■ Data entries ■
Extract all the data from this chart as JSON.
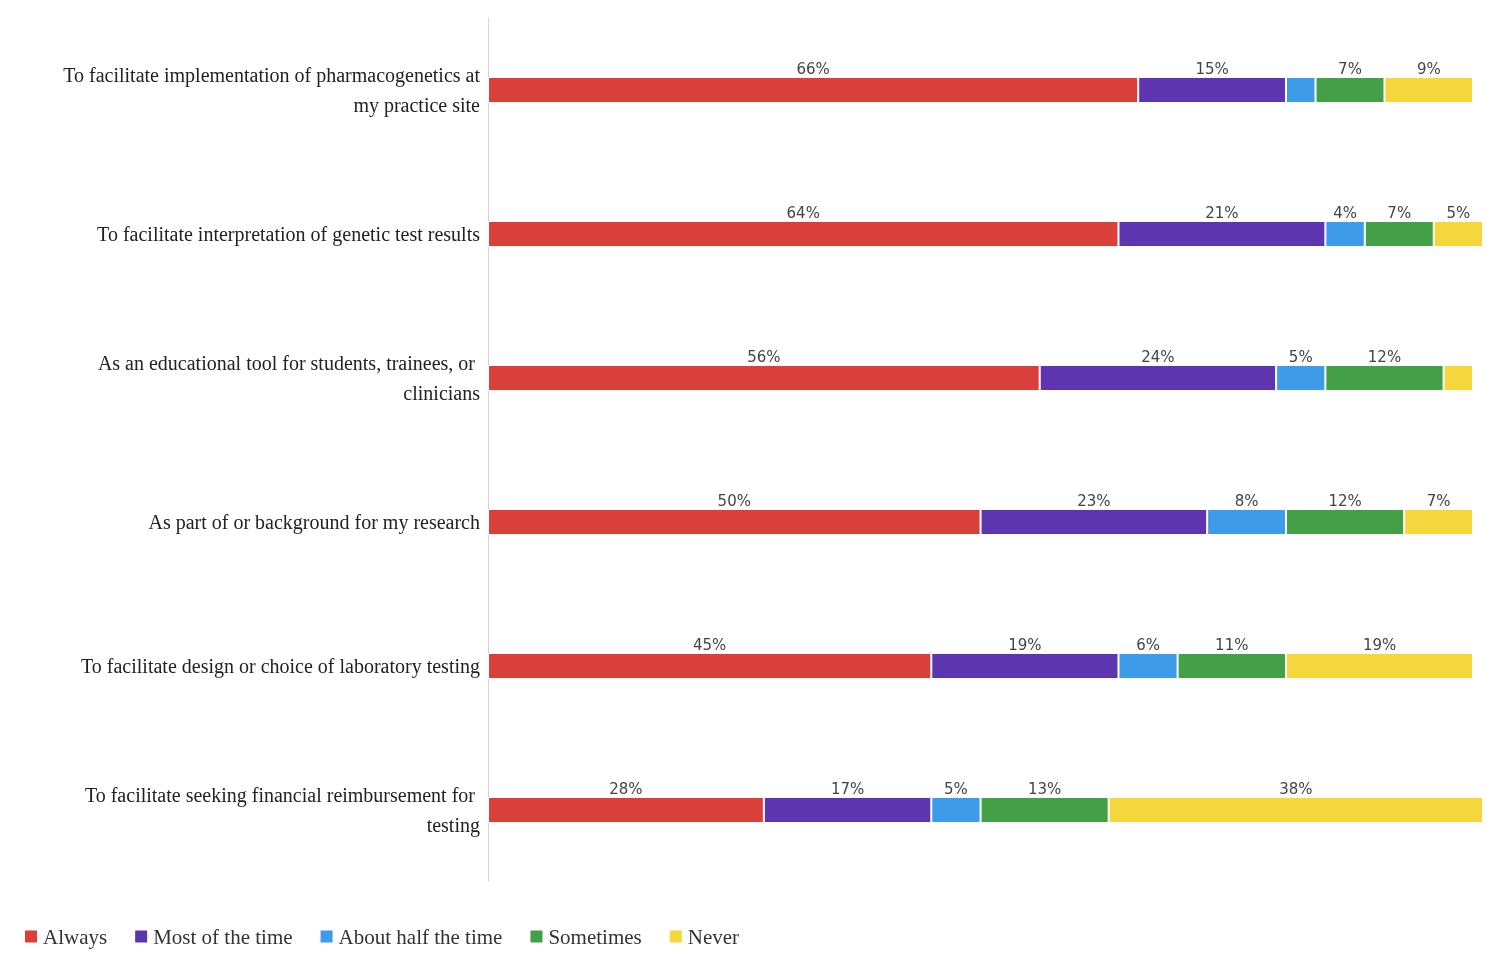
{
  "chart_data": {
    "type": "bar",
    "orientation": "horizontal",
    "stacked": true,
    "legend": "bottom left",
    "categories": [
      "To facilitate implementation of pharmacogenetics at my practice site",
      "To facilitate interpretation of genetic test results",
      "As an educational tool for students, trainees, or clinicians",
      "As part of or background for my research",
      "To facilitate design or choice of laboratory testing",
      "To facilitate seeking financial reimbursement for testing"
    ],
    "series": [
      {
        "name": "Always",
        "color": "#db3f3a",
        "values": [
          66,
          64,
          56,
          50,
          45,
          28
        ],
        "value_labels": [
          "66%",
          "64%",
          "56%",
          "50%",
          "45%",
          "28%"
        ]
      },
      {
        "name": "Most of the time",
        "color": "#5e35b1",
        "values": [
          15,
          21,
          24,
          23,
          19,
          17
        ],
        "value_labels": [
          "15%",
          "21%",
          "24%",
          "23%",
          "19%",
          "17%"
        ]
      },
      {
        "name": "About half the time",
        "color": "#3d9be9",
        "values": [
          3,
          4,
          5,
          8,
          6,
          5
        ],
        "value_labels": [
          null,
          "4%",
          "5%",
          "8%",
          "6%",
          "5%"
        ]
      },
      {
        "name": "Sometimes",
        "color": "#43a047",
        "values": [
          7,
          7,
          12,
          12,
          11,
          13
        ],
        "value_labels": [
          "7%",
          "7%",
          "12%",
          "12%",
          "11%",
          "13%"
        ]
      },
      {
        "name": "Never",
        "color": "#f5d63d",
        "values": [
          9,
          5,
          3,
          7,
          19,
          38
        ],
        "value_labels": [
          "9%",
          "5%",
          null,
          "7%",
          "19%",
          "38%"
        ]
      }
    ]
  }
}
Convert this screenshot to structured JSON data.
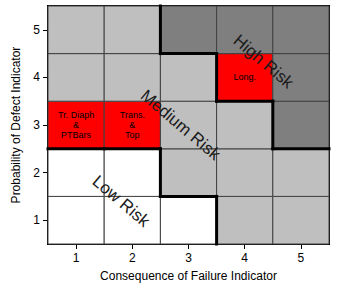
{
  "chart_data": {
    "type": "risk_matrix",
    "x_label": "Consequence of Failure Indicator",
    "y_label": "Probability of Defect Indicator",
    "xlim": [
      0.5,
      5.5
    ],
    "ylim": [
      0.5,
      5.5
    ],
    "xticks": [
      1,
      2,
      3,
      4,
      5
    ],
    "yticks": [
      1,
      2,
      3,
      4,
      5
    ],
    "zones": [
      {
        "name": "Low Risk"
      },
      {
        "name": "Medium Risk"
      },
      {
        "name": "High Risk"
      }
    ],
    "cells": [
      {
        "x": 1,
        "y": 1,
        "zone": "Low Risk",
        "color": "#ffffff"
      },
      {
        "x": 2,
        "y": 1,
        "zone": "Low Risk",
        "color": "#ffffff"
      },
      {
        "x": 3,
        "y": 1,
        "zone": "Low Risk",
        "color": "#ffffff"
      },
      {
        "x": 4,
        "y": 1,
        "zone": "Medium Risk",
        "color": "#bfbfbf"
      },
      {
        "x": 5,
        "y": 1,
        "zone": "Medium Risk",
        "color": "#bfbfbf"
      },
      {
        "x": 1,
        "y": 2,
        "zone": "Low Risk",
        "color": "#ffffff"
      },
      {
        "x": 2,
        "y": 2,
        "zone": "Low Risk",
        "color": "#ffffff"
      },
      {
        "x": 3,
        "y": 2,
        "zone": "Medium Risk",
        "color": "#bfbfbf"
      },
      {
        "x": 4,
        "y": 2,
        "zone": "Medium Risk",
        "color": "#bfbfbf"
      },
      {
        "x": 5,
        "y": 2,
        "zone": "Medium Risk",
        "color": "#bfbfbf"
      },
      {
        "x": 1,
        "y": 3,
        "zone": "Medium Risk",
        "color": "#ff0000",
        "label": [
          "Tr. Diaph",
          "&",
          "PTBars"
        ]
      },
      {
        "x": 2,
        "y": 3,
        "zone": "Medium Risk",
        "color": "#ff0000",
        "label": [
          "Trans.",
          "&",
          "Top"
        ]
      },
      {
        "x": 3,
        "y": 3,
        "zone": "Medium Risk",
        "color": "#bfbfbf"
      },
      {
        "x": 4,
        "y": 3,
        "zone": "Medium Risk",
        "color": "#bfbfbf"
      },
      {
        "x": 5,
        "y": 3,
        "zone": "High Risk",
        "color": "#7f7f7f"
      },
      {
        "x": 1,
        "y": 4,
        "zone": "Medium Risk",
        "color": "#bfbfbf"
      },
      {
        "x": 2,
        "y": 4,
        "zone": "Medium Risk",
        "color": "#bfbfbf"
      },
      {
        "x": 3,
        "y": 4,
        "zone": "Medium Risk",
        "color": "#bfbfbf"
      },
      {
        "x": 4,
        "y": 4,
        "zone": "High Risk",
        "color": "#ff0000",
        "label": [
          "Long."
        ]
      },
      {
        "x": 5,
        "y": 4,
        "zone": "High Risk",
        "color": "#7f7f7f"
      },
      {
        "x": 1,
        "y": 5,
        "zone": "Medium Risk",
        "color": "#bfbfbf"
      },
      {
        "x": 2,
        "y": 5,
        "zone": "Medium Risk",
        "color": "#bfbfbf"
      },
      {
        "x": 3,
        "y": 5,
        "zone": "High Risk",
        "color": "#7f7f7f"
      },
      {
        "x": 4,
        "y": 5,
        "zone": "High Risk",
        "color": "#7f7f7f"
      },
      {
        "x": 5,
        "y": 5,
        "zone": "High Risk",
        "color": "#7f7f7f"
      }
    ]
  }
}
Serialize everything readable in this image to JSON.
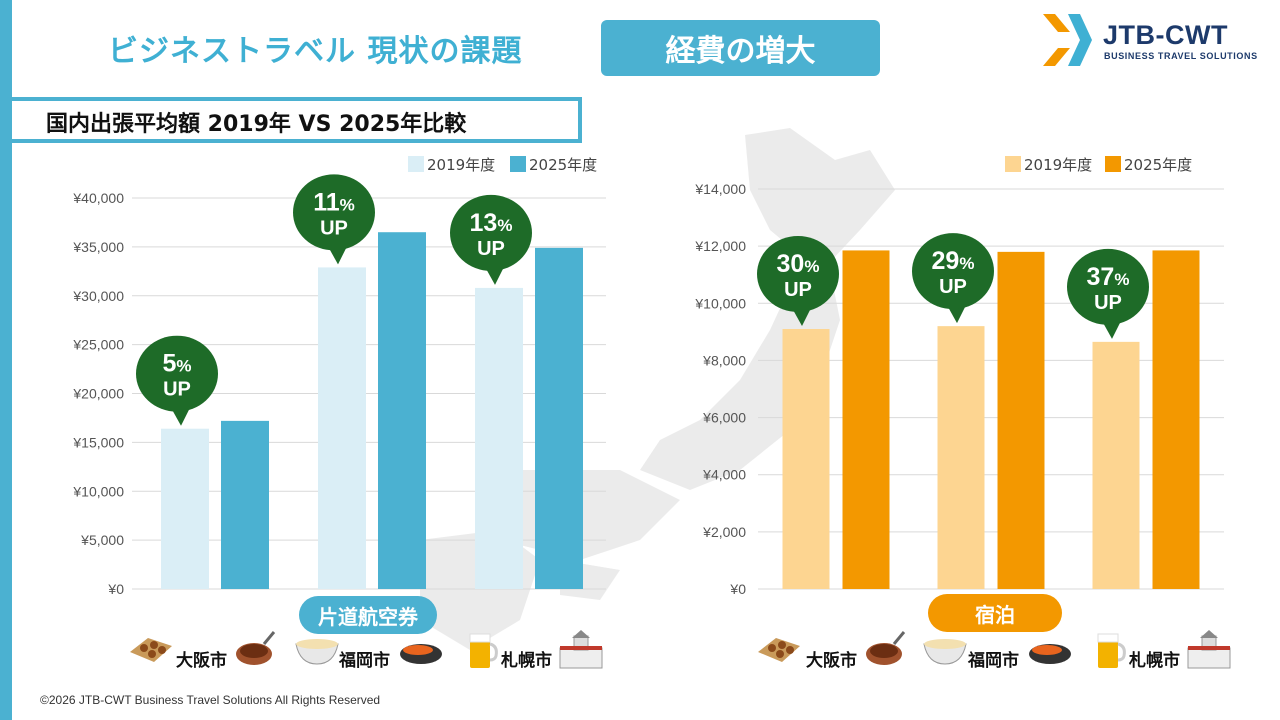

■ WHAT TO PRODUCE ■
Quote the records in their entirety, keeping the wording exact and excluding pictures.

■ WRITTEN REPLY ■
Extract all the data from this chart as JSON.
{
  "chart_data": {
    "type": "bar",
    "orientation": "horizontal",
    "stacked": true,
    "legend": "bottom left",
    "categories": [
      "To facilitate implementation of pharmacogenetics at my practice site",
      "To facilitate interpretation of genetic test results",
      "As an educational tool for students, trainees, or clinicians",
      "As part of or background for my research",
      "To facilitate design or choice of laboratory testing",
      "To facilitate seeking financial reimbursement for testing"
    ],
    "series": [
      {
        "name": "Always",
        "color": "#db3f3a",
        "values": [
          66,
          64,
          56,
          50,
          45,
          28
        ],
        "value_labels": [
          "66%",
          "64%",
          "56%",
          "50%",
          "45%",
          "28%"
        ]
      },
      {
        "name": "Most of the time",
        "color": "#5e35b1",
        "values": [
          15,
          21,
          24,
          23,
          19,
          17
        ],
        "value_labels": [
          "15%",
          "21%",
          "24%",
          "23%",
          "19%",
          "17%"
        ]
      },
      {
        "name": "About half the time",
        "color": "#3d9be9",
        "values": [
          3,
          4,
          5,
          8,
          6,
          5
        ],
        "value_labels": [
          null,
          "4%",
          "5%",
          "8%",
          "6%",
          "5%"
        ]
      },
      {
        "name": "Sometimes",
        "color": "#43a047",
        "values": [
          7,
          7,
          12,
          12,
          11,
          13
        ],
        "value_labels": [
          "7%",
          "7%",
          "12%",
          "12%",
          "11%",
          "13%"
        ]
      },
      {
        "name": "Never",
        "color": "#f5d63d",
        "values": [
          9,
          5,
          3,
          7,
          19,
          38
        ],
        "value_labels": [
          "9%",
          "5%",
          null,
          "7%",
          "19%",
          "38%"
        ]
      }
    ]
  }
}
Convert this screenshot to structured JSON data.
{
  "chart_data": {
    "type": "risk_matrix",
    "x_label": "Consequence of Failure Indicator",
    "y_label": "Probability of Defect Indicator",
    "xlim": [
      0.5,
      5.5
    ],
    "ylim": [
      0.5,
      5.5
    ],
    "xticks": [
      1,
      2,
      3,
      4,
      5
    ],
    "yticks": [
      1,
      2,
      3,
      4,
      5
    ],
    "zones": [
      {
        "name": "Low Risk"
      },
      {
        "name": "Medium Risk"
      },
      {
        "name": "High Risk"
      }
    ],
    "cells": [
      {
        "x": 1,
        "y": 1,
        "zone": "Low Risk",
        "color": "#ffffff"
      },
      {
        "x": 2,
        "y": 1,
        "zone": "Low Risk",
        "color": "#ffffff"
      },
      {
        "x": 3,
        "y": 1,
        "zone": "Low Risk",
        "color": "#ffffff"
      },
      {
        "x": 4,
        "y": 1,
        "zone": "Medium Risk",
        "color": "#bfbfbf"
      },
      {
        "x": 5,
        "y": 1,
        "zone": "Medium Risk",
        "color": "#bfbfbf"
      },
      {
        "x": 1,
        "y": 2,
        "zone": "Low Risk",
        "color": "#ffffff"
      },
      {
        "x": 2,
        "y": 2,
        "zone": "Low Risk",
        "color": "#ffffff"
      },
      {
        "x": 3,
        "y": 2,
        "zone": "Medium Risk",
        "color": "#bfbfbf"
      },
      {
        "x": 4,
        "y": 2,
        "zone": "Medium Risk",
        "color": "#bfbfbf"
      },
      {
        "x": 5,
        "y": 2,
        "zone": "Medium Risk",
        "color": "#bfbfbf"
      },
      {
        "x": 1,
        "y": 3,
        "zone": "Medium Risk",
        "color": "#ff0000",
        "label": [
          "Tr. Diaph",
          "&",
          "PTBars"
        ]
      },
      {
        "x": 2,
        "y": 3,
        "zone": "Medium Risk",
        "color": "#ff0000",
        "label": [
          "Trans.",
          "&",
          "Top"
        ]
      },
      {
        "x": 3,
        "y": 3,
        "zone": "Medium Risk",
        "color": "#bfbfbf"
      },
      {
        "x": 4,
        "y": 3,
        "zone": "Medium Risk",
        "color": "#bfbfbf"
      },
      {
        "x": 5,
        "y": 3,
        "zone": "High Risk",
        "color": "#7f7f7f"
      },
      {
        "x": 1,
        "y": 4,
        "zone": "Medium Risk",
        "color": "#bfbfbf"
      },
      {
        "x": 2,
        "y": 4,
        "zone": "Medium Risk",
        "color": "#bfbfbf"
      },
      {
        "x": 3,
        "y": 4,
        "zone": "Medium Risk",
        "color": "#bfbfbf"
      },
      {
        "x": 4,
        "y": 4,
        "zone": "High Risk",
        "color": "#ff0000",
        "label": [
          "Long."
        ]
      },
      {
        "x": 5,
        "y": 4,
        "zone": "High Risk",
        "color": "#7f7f7f"
      },
      {
        "x": 1,
        "y": 5,
        "zone": "Medium Risk",
        "color": "#bfbfbf"
      },
      {
        "x": 2,
        "y": 5,
        "zone": "Medium Risk",
        "color": "#bfbfbf"
      },
      {
        "x": 3,
        "y": 5,
        "zone": "High Risk",
        "color": "#7f7f7f"
      },
      {
        "x": 4,
        "y": 5,
        "zone": "High Risk",
        "color": "#7f7f7f"
      },
      {
        "x": 5,
        "y": 5,
        "zone": "High Risk",
        "color": "#7f7f7f"
      }
    ]
  }
}
Serialize everything readable in this image to JSON.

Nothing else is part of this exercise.